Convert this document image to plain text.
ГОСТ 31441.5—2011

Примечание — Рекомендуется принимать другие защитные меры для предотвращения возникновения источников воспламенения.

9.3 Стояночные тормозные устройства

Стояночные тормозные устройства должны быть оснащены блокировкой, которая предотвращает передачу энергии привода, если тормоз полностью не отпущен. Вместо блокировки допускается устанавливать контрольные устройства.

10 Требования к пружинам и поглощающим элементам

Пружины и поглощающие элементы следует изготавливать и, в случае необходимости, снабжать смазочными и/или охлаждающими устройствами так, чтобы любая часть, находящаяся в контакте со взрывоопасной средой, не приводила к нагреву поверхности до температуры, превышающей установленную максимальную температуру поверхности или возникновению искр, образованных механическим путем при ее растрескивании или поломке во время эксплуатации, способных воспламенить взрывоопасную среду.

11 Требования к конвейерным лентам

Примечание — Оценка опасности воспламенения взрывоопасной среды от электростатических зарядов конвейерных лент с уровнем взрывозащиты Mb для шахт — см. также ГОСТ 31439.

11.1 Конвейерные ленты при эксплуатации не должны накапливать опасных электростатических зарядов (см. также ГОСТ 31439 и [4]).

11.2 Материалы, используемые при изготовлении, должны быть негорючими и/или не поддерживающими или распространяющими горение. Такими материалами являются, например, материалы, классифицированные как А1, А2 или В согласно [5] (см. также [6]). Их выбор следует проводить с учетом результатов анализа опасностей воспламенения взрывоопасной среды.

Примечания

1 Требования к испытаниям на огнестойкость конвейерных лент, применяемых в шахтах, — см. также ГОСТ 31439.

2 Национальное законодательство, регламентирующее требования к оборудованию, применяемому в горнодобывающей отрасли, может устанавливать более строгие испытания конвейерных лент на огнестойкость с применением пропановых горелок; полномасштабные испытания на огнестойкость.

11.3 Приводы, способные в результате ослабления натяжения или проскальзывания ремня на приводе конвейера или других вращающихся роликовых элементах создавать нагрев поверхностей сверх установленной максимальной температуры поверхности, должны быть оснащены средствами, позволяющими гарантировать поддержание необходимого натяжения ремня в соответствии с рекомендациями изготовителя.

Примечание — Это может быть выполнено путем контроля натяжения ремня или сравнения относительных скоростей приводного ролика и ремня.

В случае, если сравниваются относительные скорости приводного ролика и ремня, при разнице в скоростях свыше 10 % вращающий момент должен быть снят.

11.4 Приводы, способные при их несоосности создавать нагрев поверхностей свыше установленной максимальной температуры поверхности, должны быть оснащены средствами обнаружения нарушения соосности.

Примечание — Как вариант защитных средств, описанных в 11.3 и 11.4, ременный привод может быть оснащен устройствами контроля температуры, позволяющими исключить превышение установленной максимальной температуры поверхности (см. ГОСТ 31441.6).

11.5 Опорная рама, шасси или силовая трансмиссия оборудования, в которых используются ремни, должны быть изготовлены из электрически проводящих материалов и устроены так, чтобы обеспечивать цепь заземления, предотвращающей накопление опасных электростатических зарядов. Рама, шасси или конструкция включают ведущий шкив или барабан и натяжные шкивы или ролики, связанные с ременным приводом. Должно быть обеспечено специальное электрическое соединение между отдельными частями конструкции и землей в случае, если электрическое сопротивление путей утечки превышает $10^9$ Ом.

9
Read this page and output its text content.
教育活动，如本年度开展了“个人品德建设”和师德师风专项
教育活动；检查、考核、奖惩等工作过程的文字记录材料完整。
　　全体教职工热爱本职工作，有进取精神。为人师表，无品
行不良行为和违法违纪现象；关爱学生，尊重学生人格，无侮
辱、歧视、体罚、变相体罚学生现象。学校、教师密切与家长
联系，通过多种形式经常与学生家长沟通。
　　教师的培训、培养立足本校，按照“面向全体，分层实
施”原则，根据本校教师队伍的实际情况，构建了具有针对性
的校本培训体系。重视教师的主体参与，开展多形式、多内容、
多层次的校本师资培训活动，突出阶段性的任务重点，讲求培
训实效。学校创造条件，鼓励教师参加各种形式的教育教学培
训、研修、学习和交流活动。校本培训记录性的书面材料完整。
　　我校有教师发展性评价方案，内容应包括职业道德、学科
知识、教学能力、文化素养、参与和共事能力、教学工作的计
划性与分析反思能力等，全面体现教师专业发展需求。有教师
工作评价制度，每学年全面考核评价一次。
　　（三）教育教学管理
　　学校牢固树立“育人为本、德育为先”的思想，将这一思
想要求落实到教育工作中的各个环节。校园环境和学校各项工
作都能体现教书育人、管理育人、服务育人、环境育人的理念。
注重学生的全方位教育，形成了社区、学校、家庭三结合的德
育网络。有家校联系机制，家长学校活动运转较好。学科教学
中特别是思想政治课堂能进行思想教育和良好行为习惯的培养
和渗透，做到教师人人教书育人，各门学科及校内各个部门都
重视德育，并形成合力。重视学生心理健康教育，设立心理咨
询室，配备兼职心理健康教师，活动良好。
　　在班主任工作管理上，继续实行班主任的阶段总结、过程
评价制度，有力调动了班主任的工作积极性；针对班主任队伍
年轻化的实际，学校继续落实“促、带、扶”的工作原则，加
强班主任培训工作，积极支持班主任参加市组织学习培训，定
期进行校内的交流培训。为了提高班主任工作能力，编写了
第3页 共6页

» **What you are asked to do**:
Report the number of lines that include the string "Приводы"; return nothing but the count.

» **Task answer**:
2